- Task details
Copy all lines in which the word "geben" can be found.

<<<<

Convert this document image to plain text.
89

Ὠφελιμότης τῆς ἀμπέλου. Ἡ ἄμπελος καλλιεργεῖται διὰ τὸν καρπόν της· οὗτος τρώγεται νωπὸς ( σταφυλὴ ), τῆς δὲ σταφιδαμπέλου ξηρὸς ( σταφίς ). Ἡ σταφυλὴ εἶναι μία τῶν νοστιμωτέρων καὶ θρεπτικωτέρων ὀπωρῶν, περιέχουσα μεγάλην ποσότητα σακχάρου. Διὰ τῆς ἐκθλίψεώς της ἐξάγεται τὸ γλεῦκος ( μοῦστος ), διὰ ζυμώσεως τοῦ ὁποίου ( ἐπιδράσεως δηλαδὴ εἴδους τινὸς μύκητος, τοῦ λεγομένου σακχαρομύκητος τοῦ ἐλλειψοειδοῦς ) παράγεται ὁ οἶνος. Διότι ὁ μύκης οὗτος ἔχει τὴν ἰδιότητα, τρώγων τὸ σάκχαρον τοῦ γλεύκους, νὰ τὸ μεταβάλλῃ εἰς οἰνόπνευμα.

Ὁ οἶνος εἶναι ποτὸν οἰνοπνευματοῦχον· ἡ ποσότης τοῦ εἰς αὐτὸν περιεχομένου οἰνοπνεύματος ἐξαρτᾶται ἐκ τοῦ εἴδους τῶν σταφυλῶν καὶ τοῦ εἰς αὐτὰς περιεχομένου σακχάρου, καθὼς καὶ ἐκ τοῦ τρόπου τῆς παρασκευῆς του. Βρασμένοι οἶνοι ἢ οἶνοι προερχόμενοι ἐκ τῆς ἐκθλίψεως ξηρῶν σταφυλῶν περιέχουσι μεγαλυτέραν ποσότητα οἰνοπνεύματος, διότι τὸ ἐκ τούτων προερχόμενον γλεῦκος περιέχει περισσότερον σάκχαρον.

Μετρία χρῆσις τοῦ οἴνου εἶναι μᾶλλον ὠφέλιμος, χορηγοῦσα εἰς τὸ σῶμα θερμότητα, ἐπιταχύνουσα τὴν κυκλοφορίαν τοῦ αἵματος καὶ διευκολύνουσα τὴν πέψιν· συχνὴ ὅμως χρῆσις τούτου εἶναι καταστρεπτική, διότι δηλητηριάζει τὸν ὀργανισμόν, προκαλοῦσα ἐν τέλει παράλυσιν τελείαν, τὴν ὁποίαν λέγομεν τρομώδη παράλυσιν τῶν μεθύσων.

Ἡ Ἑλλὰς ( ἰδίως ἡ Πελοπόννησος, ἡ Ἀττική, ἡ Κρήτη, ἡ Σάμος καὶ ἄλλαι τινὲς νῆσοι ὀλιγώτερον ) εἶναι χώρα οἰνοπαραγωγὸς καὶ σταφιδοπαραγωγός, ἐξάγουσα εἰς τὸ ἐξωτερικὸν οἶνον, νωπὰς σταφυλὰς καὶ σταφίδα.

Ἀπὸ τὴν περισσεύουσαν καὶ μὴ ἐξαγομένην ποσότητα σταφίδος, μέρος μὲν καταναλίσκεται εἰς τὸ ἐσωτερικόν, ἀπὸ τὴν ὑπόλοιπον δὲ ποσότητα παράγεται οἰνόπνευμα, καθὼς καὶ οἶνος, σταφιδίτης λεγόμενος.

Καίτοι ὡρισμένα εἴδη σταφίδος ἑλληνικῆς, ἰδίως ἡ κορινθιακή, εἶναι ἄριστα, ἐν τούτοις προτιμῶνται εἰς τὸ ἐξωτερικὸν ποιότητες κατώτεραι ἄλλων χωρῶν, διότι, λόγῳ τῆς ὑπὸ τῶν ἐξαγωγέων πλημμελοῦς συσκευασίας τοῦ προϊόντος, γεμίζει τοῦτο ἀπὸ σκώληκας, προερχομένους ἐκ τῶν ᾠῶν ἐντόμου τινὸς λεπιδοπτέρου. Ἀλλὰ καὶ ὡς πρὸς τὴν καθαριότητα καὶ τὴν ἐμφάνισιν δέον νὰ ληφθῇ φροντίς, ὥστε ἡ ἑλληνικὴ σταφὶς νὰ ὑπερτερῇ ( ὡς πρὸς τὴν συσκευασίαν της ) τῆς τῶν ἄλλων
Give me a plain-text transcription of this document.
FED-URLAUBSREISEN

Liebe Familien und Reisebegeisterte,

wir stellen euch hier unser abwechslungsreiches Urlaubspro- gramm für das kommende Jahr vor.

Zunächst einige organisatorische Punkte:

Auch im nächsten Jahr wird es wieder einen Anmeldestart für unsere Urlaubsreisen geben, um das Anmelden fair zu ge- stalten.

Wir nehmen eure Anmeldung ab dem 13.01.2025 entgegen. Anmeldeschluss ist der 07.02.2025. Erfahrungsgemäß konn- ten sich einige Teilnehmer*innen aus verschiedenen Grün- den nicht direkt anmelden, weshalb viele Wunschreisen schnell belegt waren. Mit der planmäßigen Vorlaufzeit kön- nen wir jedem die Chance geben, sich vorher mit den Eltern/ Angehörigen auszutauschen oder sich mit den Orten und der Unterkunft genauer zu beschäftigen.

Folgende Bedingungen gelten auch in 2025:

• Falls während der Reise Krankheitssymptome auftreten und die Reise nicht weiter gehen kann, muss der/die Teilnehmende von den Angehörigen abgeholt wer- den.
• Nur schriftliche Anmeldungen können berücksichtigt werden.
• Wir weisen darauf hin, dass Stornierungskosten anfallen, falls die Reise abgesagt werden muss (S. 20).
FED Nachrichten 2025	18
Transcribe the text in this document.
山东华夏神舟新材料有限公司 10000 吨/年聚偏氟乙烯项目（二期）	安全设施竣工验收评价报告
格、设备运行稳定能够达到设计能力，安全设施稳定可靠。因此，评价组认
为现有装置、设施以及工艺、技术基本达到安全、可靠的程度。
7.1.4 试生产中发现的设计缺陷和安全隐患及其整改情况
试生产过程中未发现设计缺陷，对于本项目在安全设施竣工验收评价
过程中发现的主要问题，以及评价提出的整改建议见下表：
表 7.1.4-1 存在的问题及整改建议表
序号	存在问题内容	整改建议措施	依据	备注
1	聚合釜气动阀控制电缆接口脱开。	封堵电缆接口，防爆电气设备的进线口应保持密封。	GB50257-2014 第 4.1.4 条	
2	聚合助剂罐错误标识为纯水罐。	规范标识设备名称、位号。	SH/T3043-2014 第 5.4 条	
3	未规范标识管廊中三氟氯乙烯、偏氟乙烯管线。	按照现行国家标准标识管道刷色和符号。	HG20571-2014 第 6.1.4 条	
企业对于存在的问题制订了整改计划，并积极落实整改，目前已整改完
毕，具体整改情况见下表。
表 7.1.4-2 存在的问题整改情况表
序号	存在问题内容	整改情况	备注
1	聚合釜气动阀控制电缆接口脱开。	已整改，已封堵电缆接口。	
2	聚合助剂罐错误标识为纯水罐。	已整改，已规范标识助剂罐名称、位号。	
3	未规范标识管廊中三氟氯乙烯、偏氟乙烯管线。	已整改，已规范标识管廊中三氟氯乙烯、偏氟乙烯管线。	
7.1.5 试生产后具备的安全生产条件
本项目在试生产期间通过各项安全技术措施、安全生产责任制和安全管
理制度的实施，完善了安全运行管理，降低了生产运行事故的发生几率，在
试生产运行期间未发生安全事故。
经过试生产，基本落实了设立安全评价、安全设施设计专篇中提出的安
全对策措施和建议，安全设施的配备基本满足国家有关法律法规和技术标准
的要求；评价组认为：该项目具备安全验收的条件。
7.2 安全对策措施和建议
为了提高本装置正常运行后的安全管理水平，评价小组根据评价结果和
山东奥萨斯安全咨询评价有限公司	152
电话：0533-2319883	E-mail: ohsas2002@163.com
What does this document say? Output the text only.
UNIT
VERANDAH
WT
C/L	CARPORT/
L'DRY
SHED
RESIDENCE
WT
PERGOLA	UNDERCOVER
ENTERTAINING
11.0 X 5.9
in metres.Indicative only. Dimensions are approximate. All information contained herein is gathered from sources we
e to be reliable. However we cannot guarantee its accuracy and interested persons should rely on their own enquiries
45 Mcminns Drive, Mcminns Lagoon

>>>>

- Exercise output
Auch im nächsten Jahr wird es wieder einen Anmeldestart für unsere Urlaubsreisen geben, um das Anmelden fair zu ge- stalten.
Wir nehmen eure Anmeldung ab dem 13.01.2025 entgegen. Anmeldeschluss ist der 07.02.2025. Erfahrungsgemäß konn- ten sich einige Teilnehmer*innen aus verschiedenen Grün- den nicht direkt anmelden, weshalb viele Wunschreisen schnell belegt waren. Mit der planmäßigen Vorlaufzeit kön- nen wir jedem die Chance geben, sich vorher mit den Eltern/ Angehörigen auszutauschen oder sich mit den Orten und der Unterkunft genauer zu beschäftigen.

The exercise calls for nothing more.